**Listing:**
-*-*-

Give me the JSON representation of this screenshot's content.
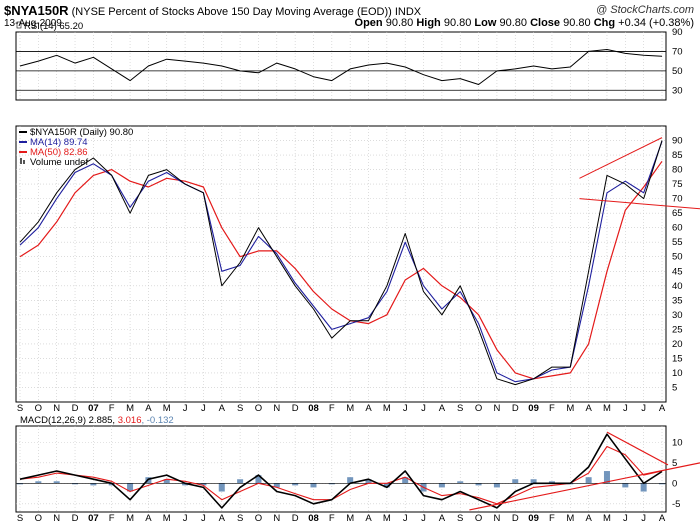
{
  "header": {
    "symbol": "$NYA150R",
    "description": "(NYSE Percent of Stocks Above 150 Day Moving Average (EOD))",
    "exchange": "INDX",
    "date": "13-Aug-2009",
    "credit": "@ StockCharts.com",
    "open_label": "Open",
    "open": "90.80",
    "high_label": "High",
    "high": "90.80",
    "low_label": "Low",
    "low": "90.80",
    "close_label": "Close",
    "close": "90.80",
    "chg_label": "Chg",
    "chg": "+0.34 (+0.38%)"
  },
  "colors": {
    "price": "#000000",
    "ma14": "#1f1f9e",
    "ma50": "#e41a1a",
    "trend": "#e41a1a",
    "grid": "#c8c8c8",
    "hist": "#5b84b1"
  },
  "chart_data": [
    {
      "type": "line",
      "panel": "rsi",
      "title": "RSI(14) 65.20",
      "ylim": [
        20,
        90
      ],
      "ticks": [
        "90",
        "70",
        "50",
        "30"
      ],
      "reference_lines": [
        70,
        50,
        30
      ],
      "x_months": [
        "S",
        "O",
        "N",
        "D",
        "07",
        "F",
        "M",
        "A",
        "M",
        "J",
        "J",
        "A",
        "S",
        "O",
        "N",
        "D",
        "08",
        "F",
        "M",
        "A",
        "M",
        "J",
        "J",
        "A",
        "S",
        "O",
        "N",
        "D",
        "09",
        "F",
        "M",
        "A",
        "M",
        "J",
        "J",
        "A"
      ],
      "series": [
        {
          "name": "RSI(14)",
          "values": [
            55,
            60,
            66,
            58,
            64,
            52,
            40,
            55,
            62,
            60,
            58,
            55,
            50,
            48,
            58,
            52,
            44,
            40,
            52,
            56,
            58,
            54,
            46,
            40,
            42,
            36,
            50,
            52,
            55,
            52,
            54,
            70,
            72,
            68,
            66,
            65
          ]
        }
      ]
    },
    {
      "type": "line",
      "panel": "price",
      "title": "$NYA150R",
      "ylim": [
        0,
        95
      ],
      "ticks": [
        "90",
        "85",
        "80",
        "75",
        "70",
        "65",
        "60",
        "55",
        "50",
        "45",
        "40",
        "35",
        "30",
        "25",
        "20",
        "15",
        "10",
        "5"
      ],
      "x_months": [
        "S",
        "O",
        "N",
        "D",
        "07",
        "F",
        "M",
        "A",
        "M",
        "J",
        "J",
        "A",
        "S",
        "O",
        "N",
        "D",
        "08",
        "F",
        "M",
        "A",
        "M",
        "J",
        "J",
        "A",
        "S",
        "O",
        "N",
        "D",
        "09",
        "F",
        "M",
        "A",
        "M",
        "J",
        "J",
        "A"
      ],
      "legend": [
        "$NYA150R (Daily) 90.80",
        "MA(14) 89.74",
        "MA(50) 82.86",
        "Volume undef"
      ],
      "series": [
        {
          "name": "$NYA150R (Daily)",
          "values": [
            55,
            62,
            72,
            80,
            84,
            78,
            65,
            78,
            80,
            75,
            72,
            40,
            48,
            60,
            50,
            40,
            32,
            22,
            28,
            28,
            40,
            58,
            38,
            30,
            40,
            25,
            8,
            6,
            8,
            12,
            12,
            45,
            78,
            75,
            70,
            90
          ]
        },
        {
          "name": "MA(14)",
          "values": [
            54,
            60,
            70,
            79,
            82,
            78,
            67,
            76,
            79,
            75,
            72,
            45,
            47,
            57,
            51,
            41,
            33,
            25,
            27,
            29,
            38,
            55,
            40,
            32,
            38,
            27,
            10,
            7,
            8,
            11,
            12,
            40,
            72,
            76,
            72,
            89.74
          ]
        },
        {
          "name": "MA(50)",
          "values": [
            50,
            54,
            62,
            72,
            78,
            80,
            76,
            74,
            77,
            76,
            74,
            60,
            50,
            52,
            52,
            46,
            38,
            32,
            28,
            27,
            30,
            42,
            46,
            40,
            36,
            30,
            18,
            10,
            8,
            9,
            10,
            20,
            45,
            66,
            74,
            82.86
          ]
        }
      ],
      "annotations": [
        "upper channel trendline",
        "lower support trendline"
      ]
    },
    {
      "type": "line",
      "panel": "macd",
      "title": "MACD(12,26,9)",
      "macd": "2.885",
      "signal": "3.016",
      "histogram": "-0.132",
      "ylim": [
        -7,
        14
      ],
      "ticks": [
        "10",
        "5",
        "0",
        "-5"
      ],
      "x_months": [
        "S",
        "O",
        "N",
        "D",
        "07",
        "F",
        "M",
        "A",
        "M",
        "J",
        "J",
        "A",
        "S",
        "O",
        "N",
        "D",
        "08",
        "F",
        "M",
        "A",
        "M",
        "J",
        "J",
        "A",
        "S",
        "O",
        "N",
        "D",
        "09",
        "F",
        "M",
        "A",
        "M",
        "J",
        "J",
        "A"
      ],
      "series": [
        {
          "name": "MACD",
          "values": [
            1,
            2,
            3,
            2,
            1,
            0,
            -4,
            1,
            2,
            0,
            -1,
            -6,
            -1,
            2,
            -2,
            -3,
            -5,
            -4,
            0,
            1,
            -1,
            3,
            -3,
            -4,
            -2,
            -4,
            -6,
            -2,
            0,
            0,
            0,
            4,
            12,
            6,
            0,
            2.885
          ]
        },
        {
          "name": "Signal",
          "values": [
            1,
            1.5,
            2.5,
            2,
            1.5,
            0.5,
            -2,
            -0.5,
            1,
            0.5,
            -0.5,
            -4,
            -2,
            0,
            -1,
            -2.5,
            -4,
            -4,
            -1.5,
            0,
            0,
            1.5,
            -1,
            -3,
            -2.5,
            -3.5,
            -5,
            -3,
            -1,
            -0.5,
            0,
            2.5,
            9,
            7,
            2,
            3.016
          ]
        },
        {
          "name": "Histogram",
          "values": [
            0,
            0.5,
            0.5,
            0,
            -0.5,
            -0.5,
            -2,
            1.5,
            1,
            -0.5,
            -0.5,
            -2,
            1,
            2,
            -1,
            -0.5,
            -1,
            0,
            1.5,
            1,
            -1,
            1.5,
            -2,
            -1,
            0.5,
            -0.5,
            -1,
            1,
            1,
            0.5,
            0,
            1.5,
            3,
            -1,
            -2,
            -0.132
          ]
        }
      ],
      "annotations": [
        "rising support trendline",
        "descending resistance trendline"
      ]
    }
  ]
}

-*-*-

**Your objective:**
Exclude all images and restate the records above word for word.

**Response to this task:**
Give me the JSON representation of this screenshot's content.
{
  "header": {
    "symbol": "$NYA150R",
    "description": "(NYSE Percent of Stocks Above 150 Day Moving Average (EOD))",
    "exchange": "INDX",
    "date": "13-Aug-2009",
    "credit": "@ StockCharts.com",
    "open_label": "Open",
    "open": "90.80",
    "high_label": "High",
    "high": "90.80",
    "low_label": "Low",
    "low": "90.80",
    "close_label": "Close",
    "close": "90.80",
    "chg_label": "Chg",
    "chg": "+0.34 (+0.38%)"
  },
  "colors": {
    "price": "#000000",
    "ma14": "#1f1f9e",
    "ma50": "#e41a1a",
    "trend": "#e41a1a",
    "grid": "#c8c8c8",
    "hist": "#5b84b1"
  },
  "chart_data": [
    {
      "type": "line",
      "panel": "rsi",
      "title": "RSI(14) 65.20",
      "ylim": [
        20,
        90
      ],
      "ticks": [
        "90",
        "70",
        "50",
        "30"
      ],
      "reference_lines": [
        70,
        50,
        30
      ],
      "x_months": [
        "S",
        "O",
        "N",
        "D",
        "07",
        "F",
        "M",
        "A",
        "M",
        "J",
        "J",
        "A",
        "S",
        "O",
        "N",
        "D",
        "08",
        "F",
        "M",
        "A",
        "M",
        "J",
        "J",
        "A",
        "S",
        "O",
        "N",
        "D",
        "09",
        "F",
        "M",
        "A",
        "M",
        "J",
        "J",
        "A"
      ],
      "series": [
        {
          "name": "RSI(14)",
          "values": [
            55,
            60,
            66,
            58,
            64,
            52,
            40,
            55,
            62,
            60,
            58,
            55,
            50,
            48,
            58,
            52,
            44,
            40,
            52,
            56,
            58,
            54,
            46,
            40,
            42,
            36,
            50,
            52,
            55,
            52,
            54,
            70,
            72,
            68,
            66,
            65
          ]
        }
      ]
    },
    {
      "type": "line",
      "panel": "price",
      "title": "$NYA150R",
      "ylim": [
        0,
        95
      ],
      "ticks": [
        "90",
        "85",
        "80",
        "75",
        "70",
        "65",
        "60",
        "55",
        "50",
        "45",
        "40",
        "35",
        "30",
        "25",
        "20",
        "15",
        "10",
        "5"
      ],
      "x_months": [
        "S",
        "O",
        "N",
        "D",
        "07",
        "F",
        "M",
        "A",
        "M",
        "J",
        "J",
        "A",
        "S",
        "O",
        "N",
        "D",
        "08",
        "F",
        "M",
        "A",
        "M",
        "J",
        "J",
        "A",
        "S",
        "O",
        "N",
        "D",
        "09",
        "F",
        "M",
        "A",
        "M",
        "J",
        "J",
        "A"
      ],
      "legend": [
        "$NYA150R (Daily) 90.80",
        "MA(14) 89.74",
        "MA(50) 82.86",
        "Volume undef"
      ],
      "series": [
        {
          "name": "$NYA150R (Daily)",
          "values": [
            55,
            62,
            72,
            80,
            84,
            78,
            65,
            78,
            80,
            75,
            72,
            40,
            48,
            60,
            50,
            40,
            32,
            22,
            28,
            28,
            40,
            58,
            38,
            30,
            40,
            25,
            8,
            6,
            8,
            12,
            12,
            45,
            78,
            75,
            70,
            90
          ]
        },
        {
          "name": "MA(14)",
          "values": [
            54,
            60,
            70,
            79,
            82,
            78,
            67,
            76,
            79,
            75,
            72,
            45,
            47,
            57,
            51,
            41,
            33,
            25,
            27,
            29,
            38,
            55,
            40,
            32,
            38,
            27,
            10,
            7,
            8,
            11,
            12,
            40,
            72,
            76,
            72,
            89.74
          ]
        },
        {
          "name": "MA(50)",
          "values": [
            50,
            54,
            62,
            72,
            78,
            80,
            76,
            74,
            77,
            76,
            74,
            60,
            50,
            52,
            52,
            46,
            38,
            32,
            28,
            27,
            30,
            42,
            46,
            40,
            36,
            30,
            18,
            10,
            8,
            9,
            10,
            20,
            45,
            66,
            74,
            82.86
          ]
        }
      ],
      "annotations": [
        "upper channel trendline",
        "lower support trendline"
      ]
    },
    {
      "type": "line",
      "panel": "macd",
      "title": "MACD(12,26,9)",
      "macd": "2.885",
      "signal": "3.016",
      "histogram": "-0.132",
      "ylim": [
        -7,
        14
      ],
      "ticks": [
        "10",
        "5",
        "0",
        "-5"
      ],
      "x_months": [
        "S",
        "O",
        "N",
        "D",
        "07",
        "F",
        "M",
        "A",
        "M",
        "J",
        "J",
        "A",
        "S",
        "O",
        "N",
        "D",
        "08",
        "F",
        "M",
        "A",
        "M",
        "J",
        "J",
        "A",
        "S",
        "O",
        "N",
        "D",
        "09",
        "F",
        "M",
        "A",
        "M",
        "J",
        "J",
        "A"
      ],
      "series": [
        {
          "name": "MACD",
          "values": [
            1,
            2,
            3,
            2,
            1,
            0,
            -4,
            1,
            2,
            0,
            -1,
            -6,
            -1,
            2,
            -2,
            -3,
            -5,
            -4,
            0,
            1,
            -1,
            3,
            -3,
            -4,
            -2,
            -4,
            -6,
            -2,
            0,
            0,
            0,
            4,
            12,
            6,
            0,
            2.885
          ]
        },
        {
          "name": "Signal",
          "values": [
            1,
            1.5,
            2.5,
            2,
            1.5,
            0.5,
            -2,
            -0.5,
            1,
            0.5,
            -0.5,
            -4,
            -2,
            0,
            -1,
            -2.5,
            -4,
            -4,
            -1.5,
            0,
            0,
            1.5,
            -1,
            -3,
            -2.5,
            -3.5,
            -5,
            -3,
            -1,
            -0.5,
            0,
            2.5,
            9,
            7,
            2,
            3.016
          ]
        },
        {
          "name": "Histogram",
          "values": [
            0,
            0.5,
            0.5,
            0,
            -0.5,
            -0.5,
            -2,
            1.5,
            1,
            -0.5,
            -0.5,
            -2,
            1,
            2,
            -1,
            -0.5,
            -1,
            0,
            1.5,
            1,
            -1,
            1.5,
            -2,
            -1,
            0.5,
            -0.5,
            -1,
            1,
            1,
            0.5,
            0,
            1.5,
            3,
            -1,
            -2,
            -0.132
          ]
        }
      ],
      "annotations": [
        "rising support trendline",
        "descending resistance trendline"
      ]
    }
  ]
}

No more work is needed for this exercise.